Bounding box entries:
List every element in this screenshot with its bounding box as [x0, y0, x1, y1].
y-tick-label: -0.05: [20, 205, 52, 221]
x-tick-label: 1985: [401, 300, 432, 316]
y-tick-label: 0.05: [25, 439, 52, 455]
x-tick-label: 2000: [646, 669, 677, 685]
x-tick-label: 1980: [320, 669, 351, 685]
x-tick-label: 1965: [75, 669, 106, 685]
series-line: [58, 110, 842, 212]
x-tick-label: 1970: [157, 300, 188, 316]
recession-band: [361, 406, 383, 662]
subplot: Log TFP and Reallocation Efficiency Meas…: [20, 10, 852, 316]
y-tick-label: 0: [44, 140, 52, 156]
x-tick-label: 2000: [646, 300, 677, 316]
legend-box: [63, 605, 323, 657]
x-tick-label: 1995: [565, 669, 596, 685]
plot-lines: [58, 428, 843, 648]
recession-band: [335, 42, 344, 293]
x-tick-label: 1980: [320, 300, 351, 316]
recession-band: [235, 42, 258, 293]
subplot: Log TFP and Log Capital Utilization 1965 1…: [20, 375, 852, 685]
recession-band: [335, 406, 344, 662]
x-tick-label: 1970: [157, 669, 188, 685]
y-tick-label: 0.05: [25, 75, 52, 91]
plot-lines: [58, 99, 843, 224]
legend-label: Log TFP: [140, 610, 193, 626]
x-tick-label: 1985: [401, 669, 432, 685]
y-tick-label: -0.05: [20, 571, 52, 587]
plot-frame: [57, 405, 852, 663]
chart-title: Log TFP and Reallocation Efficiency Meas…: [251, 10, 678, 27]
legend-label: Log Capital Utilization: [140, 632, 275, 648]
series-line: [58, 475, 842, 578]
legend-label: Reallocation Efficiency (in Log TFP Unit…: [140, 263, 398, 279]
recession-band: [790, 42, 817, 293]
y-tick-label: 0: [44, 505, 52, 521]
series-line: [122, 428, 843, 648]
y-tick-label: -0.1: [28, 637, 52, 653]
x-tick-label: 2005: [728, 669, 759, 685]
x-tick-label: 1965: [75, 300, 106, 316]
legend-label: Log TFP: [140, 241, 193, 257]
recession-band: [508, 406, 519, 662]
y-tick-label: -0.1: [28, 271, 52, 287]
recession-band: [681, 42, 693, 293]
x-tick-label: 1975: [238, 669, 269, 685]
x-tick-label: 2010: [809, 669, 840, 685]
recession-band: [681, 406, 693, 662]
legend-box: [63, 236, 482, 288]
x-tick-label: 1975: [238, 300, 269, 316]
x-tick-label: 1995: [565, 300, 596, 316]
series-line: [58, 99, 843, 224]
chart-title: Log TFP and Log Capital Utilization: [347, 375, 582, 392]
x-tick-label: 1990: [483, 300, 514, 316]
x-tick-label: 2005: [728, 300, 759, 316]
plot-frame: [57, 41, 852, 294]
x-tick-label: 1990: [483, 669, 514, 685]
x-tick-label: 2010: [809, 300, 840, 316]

* **What the task asks**: Please put the rows above into a numbered list, leaving out any blank lines.

* **Exercise result**:
1. List every element in this screenshot with its bounding box as [x0, y0, x1, y1].
2. y-tick-label: -0.05: [20, 205, 52, 221]
3. x-tick-label: 1985: [401, 300, 432, 316]
4. y-tick-label: 0.05: [25, 439, 52, 455]
5. x-tick-label: 2000: [646, 669, 677, 685]
6. x-tick-label: 1980: [320, 669, 351, 685]
7. x-tick-label: 1965: [75, 669, 106, 685]
8. series-line: [58, 110, 842, 212]
9. x-tick-label: 1970: [157, 300, 188, 316]
10. recession-band: [361, 406, 383, 662]
11. subplot: Log TFP and Reallocation Efficiency Meas…: [20, 10, 852, 316]
12. y-tick-label: 0: [44, 140, 52, 156]
13. x-tick-label: 2000: [646, 300, 677, 316]
14. legend-box: [63, 605, 323, 657]
15. x-tick-label: 1995: [565, 669, 596, 685]
16. plot-lines: [58, 428, 843, 648]
17. recession-band: [335, 42, 344, 293]
18. x-tick-label: 1980: [320, 300, 351, 316]
19. recession-band: [235, 42, 258, 293]
20. subplot: Log TFP and Log Capital Utilization 1965 1…: [20, 375, 852, 685]
21. recession-band: [335, 406, 344, 662]
22. x-tick-label: 1970: [157, 669, 188, 685]
23. y-tick-label: 0.05: [25, 75, 52, 91]
24. plot-lines: [58, 99, 843, 224]
25. legend-label: Log TFP: [140, 610, 193, 626]
26. x-tick-label: 1985: [401, 669, 432, 685]
27. y-tick-label: -0.05: [20, 571, 52, 587]
28. plot-frame: [57, 405, 852, 663]
29. chart-title: Log TFP and Reallocation Efficiency Meas…: [251, 10, 678, 27]
30. legend-label: Log Capital Utilization: [140, 632, 275, 648]
31. series-line: [58, 475, 842, 578]
32. legend-label: Reallocation Efficiency (in Log TFP Unit…: [140, 263, 398, 279]
33. recession-band: [790, 42, 817, 293]
34. y-tick-label: 0: [44, 505, 52, 521]
35. series-line: [122, 428, 843, 648]
36. y-tick-label: -0.1: [28, 637, 52, 653]
37. x-tick-label: 2005: [728, 669, 759, 685]
38. x-tick-label: 1965: [75, 300, 106, 316]
39. legend-label: Log TFP: [140, 241, 193, 257]
40. recession-band: [508, 406, 519, 662]
41. y-tick-label: -0.1: [28, 271, 52, 287]
42. recession-band: [681, 42, 693, 293]
43. x-tick-label: 1975: [238, 669, 269, 685]
44. x-tick-label: 2010: [809, 669, 840, 685]
45. recession-band: [681, 406, 693, 662]
46. legend-box: [63, 236, 482, 288]
47. x-tick-label: 1975: [238, 300, 269, 316]
48. x-tick-label: 1995: [565, 300, 596, 316]
49. series-line: [58, 99, 843, 224]
50. chart-title: Log TFP and Log Capital Utilization: [347, 375, 582, 392]
51. x-tick-label: 1990: [483, 300, 514, 316]
52. x-tick-label: 2005: [728, 300, 759, 316]
53. plot-frame: [57, 41, 852, 294]
54. x-tick-label: 1990: [483, 669, 514, 685]
55. x-tick-label: 2010: [809, 300, 840, 316]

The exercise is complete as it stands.